## Written request
How many of the lines here include "type"? Answer with a single number.

## Given information
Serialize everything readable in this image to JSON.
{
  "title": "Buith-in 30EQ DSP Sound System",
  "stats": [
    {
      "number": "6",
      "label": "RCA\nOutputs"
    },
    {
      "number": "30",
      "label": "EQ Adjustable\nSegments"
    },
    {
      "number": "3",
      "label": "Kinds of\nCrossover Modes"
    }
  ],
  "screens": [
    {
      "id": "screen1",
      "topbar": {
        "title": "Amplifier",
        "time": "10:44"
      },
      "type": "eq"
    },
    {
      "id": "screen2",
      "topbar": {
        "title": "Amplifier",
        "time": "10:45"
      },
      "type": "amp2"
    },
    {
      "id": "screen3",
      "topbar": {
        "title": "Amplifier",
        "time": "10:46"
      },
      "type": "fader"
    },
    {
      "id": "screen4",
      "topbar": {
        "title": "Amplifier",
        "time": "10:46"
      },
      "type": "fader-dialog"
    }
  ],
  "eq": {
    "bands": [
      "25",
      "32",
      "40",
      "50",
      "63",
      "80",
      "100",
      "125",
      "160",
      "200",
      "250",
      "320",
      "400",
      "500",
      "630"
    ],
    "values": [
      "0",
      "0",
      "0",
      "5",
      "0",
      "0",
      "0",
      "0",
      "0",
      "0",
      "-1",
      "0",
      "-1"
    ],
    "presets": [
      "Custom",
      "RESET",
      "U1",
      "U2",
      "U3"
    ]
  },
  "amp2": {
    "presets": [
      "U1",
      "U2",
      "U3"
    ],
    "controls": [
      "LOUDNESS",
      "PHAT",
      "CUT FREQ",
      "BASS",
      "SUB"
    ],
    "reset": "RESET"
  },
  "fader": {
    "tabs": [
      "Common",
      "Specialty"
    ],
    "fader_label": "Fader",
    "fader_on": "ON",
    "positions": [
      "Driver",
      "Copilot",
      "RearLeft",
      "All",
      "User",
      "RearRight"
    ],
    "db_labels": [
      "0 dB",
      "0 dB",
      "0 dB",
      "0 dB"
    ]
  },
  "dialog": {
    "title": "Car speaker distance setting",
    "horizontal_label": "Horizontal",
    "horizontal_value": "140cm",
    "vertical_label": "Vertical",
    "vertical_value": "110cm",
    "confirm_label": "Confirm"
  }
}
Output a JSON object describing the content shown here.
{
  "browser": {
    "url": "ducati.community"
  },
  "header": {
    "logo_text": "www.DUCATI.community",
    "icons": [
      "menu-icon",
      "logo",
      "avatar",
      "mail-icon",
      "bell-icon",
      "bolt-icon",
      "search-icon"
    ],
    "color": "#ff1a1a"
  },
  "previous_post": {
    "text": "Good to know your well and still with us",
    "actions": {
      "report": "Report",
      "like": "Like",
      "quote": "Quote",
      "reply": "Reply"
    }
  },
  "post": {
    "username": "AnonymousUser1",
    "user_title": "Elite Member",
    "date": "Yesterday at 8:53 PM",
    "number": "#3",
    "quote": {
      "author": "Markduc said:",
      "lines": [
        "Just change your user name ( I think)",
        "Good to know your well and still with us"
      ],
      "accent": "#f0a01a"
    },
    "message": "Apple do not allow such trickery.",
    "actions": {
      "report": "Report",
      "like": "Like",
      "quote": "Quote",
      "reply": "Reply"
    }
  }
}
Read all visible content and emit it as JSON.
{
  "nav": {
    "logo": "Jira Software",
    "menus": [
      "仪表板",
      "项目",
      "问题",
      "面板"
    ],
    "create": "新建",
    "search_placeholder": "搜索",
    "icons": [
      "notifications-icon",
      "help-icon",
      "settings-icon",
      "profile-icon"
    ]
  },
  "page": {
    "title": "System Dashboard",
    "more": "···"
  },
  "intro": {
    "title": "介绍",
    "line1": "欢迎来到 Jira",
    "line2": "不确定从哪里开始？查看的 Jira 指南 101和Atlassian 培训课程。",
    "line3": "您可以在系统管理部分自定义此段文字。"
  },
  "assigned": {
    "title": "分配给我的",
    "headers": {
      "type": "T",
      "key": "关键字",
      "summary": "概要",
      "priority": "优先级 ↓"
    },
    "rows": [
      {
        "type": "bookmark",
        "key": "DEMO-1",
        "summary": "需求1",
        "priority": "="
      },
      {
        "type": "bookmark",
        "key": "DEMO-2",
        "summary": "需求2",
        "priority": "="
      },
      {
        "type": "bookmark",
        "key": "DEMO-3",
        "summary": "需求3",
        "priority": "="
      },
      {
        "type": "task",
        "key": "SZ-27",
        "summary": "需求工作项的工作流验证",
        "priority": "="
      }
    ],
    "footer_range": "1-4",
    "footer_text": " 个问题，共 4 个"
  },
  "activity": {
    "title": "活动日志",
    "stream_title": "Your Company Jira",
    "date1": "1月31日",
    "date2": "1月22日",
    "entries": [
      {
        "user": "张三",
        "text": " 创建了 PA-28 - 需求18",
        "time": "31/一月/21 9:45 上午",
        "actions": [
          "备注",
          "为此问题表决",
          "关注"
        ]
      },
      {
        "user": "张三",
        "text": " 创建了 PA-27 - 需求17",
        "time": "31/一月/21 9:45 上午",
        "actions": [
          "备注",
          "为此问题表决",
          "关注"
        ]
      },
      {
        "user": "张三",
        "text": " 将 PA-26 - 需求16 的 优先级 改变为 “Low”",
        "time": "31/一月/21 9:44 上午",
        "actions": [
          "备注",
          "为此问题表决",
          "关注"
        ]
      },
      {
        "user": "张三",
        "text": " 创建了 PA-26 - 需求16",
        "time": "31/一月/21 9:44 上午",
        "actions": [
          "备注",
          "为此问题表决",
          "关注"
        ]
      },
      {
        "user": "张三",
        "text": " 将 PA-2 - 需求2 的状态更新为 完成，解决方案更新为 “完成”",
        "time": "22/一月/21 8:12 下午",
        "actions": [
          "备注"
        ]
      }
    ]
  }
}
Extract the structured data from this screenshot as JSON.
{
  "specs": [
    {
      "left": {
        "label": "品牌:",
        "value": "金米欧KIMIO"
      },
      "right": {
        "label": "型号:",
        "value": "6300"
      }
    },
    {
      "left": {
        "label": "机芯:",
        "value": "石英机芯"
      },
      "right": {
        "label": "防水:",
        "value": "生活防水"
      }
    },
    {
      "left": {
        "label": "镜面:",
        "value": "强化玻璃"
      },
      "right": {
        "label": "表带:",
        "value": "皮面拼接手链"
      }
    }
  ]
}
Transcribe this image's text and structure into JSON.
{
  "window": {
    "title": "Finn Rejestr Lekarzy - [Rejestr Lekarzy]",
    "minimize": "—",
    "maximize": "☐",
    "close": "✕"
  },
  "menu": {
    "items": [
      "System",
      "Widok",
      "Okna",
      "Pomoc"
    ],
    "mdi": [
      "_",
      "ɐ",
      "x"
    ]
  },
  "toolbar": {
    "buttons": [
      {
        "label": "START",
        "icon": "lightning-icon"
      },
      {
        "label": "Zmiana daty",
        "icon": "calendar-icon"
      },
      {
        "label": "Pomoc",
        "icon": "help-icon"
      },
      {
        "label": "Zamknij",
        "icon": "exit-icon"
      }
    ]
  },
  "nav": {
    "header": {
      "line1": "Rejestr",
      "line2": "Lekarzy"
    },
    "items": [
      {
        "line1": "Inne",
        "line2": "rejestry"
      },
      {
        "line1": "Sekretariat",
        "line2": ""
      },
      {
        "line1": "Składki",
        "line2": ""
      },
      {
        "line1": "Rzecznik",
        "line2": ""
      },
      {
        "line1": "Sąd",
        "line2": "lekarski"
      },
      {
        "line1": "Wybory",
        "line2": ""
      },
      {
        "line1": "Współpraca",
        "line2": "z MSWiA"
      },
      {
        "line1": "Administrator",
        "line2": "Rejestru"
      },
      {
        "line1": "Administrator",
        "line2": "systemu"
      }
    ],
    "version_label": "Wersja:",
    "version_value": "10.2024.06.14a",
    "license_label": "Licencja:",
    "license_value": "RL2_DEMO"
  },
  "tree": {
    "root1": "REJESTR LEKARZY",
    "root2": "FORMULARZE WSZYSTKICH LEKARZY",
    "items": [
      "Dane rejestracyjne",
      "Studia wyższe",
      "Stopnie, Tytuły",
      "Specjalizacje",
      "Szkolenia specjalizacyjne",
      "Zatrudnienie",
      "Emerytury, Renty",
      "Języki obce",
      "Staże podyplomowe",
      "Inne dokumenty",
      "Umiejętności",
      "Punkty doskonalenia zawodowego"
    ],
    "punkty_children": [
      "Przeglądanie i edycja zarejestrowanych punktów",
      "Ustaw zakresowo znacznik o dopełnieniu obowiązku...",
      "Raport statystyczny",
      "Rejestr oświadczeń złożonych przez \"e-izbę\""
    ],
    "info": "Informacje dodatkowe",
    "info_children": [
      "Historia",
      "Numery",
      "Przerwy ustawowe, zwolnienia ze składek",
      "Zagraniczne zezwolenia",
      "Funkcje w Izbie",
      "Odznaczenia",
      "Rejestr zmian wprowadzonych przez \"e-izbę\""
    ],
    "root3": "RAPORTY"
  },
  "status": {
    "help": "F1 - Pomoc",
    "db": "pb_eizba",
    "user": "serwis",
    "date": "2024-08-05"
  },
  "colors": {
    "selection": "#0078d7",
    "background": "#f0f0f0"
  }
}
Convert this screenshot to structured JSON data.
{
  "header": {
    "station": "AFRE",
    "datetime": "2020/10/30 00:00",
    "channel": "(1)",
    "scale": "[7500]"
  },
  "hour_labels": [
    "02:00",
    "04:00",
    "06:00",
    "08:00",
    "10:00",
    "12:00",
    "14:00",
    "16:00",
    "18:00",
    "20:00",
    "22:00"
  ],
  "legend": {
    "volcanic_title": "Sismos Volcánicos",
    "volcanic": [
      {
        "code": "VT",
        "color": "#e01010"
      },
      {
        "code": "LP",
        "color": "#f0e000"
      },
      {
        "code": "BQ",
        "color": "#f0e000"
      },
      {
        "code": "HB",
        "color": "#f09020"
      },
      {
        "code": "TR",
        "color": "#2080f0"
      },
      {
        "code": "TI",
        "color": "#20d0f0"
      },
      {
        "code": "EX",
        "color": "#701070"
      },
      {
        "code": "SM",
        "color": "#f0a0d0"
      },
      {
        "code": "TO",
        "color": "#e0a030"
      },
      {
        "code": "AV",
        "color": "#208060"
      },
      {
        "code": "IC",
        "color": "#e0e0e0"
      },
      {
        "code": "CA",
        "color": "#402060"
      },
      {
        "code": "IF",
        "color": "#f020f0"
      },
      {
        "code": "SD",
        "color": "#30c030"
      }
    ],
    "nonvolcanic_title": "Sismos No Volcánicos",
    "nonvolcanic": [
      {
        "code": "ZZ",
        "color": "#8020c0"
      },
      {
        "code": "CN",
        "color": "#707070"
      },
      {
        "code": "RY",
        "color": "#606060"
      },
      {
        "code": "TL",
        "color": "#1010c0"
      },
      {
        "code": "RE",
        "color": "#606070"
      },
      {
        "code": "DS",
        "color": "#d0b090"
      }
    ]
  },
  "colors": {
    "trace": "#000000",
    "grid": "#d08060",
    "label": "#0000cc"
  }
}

## Reply to the exercise
9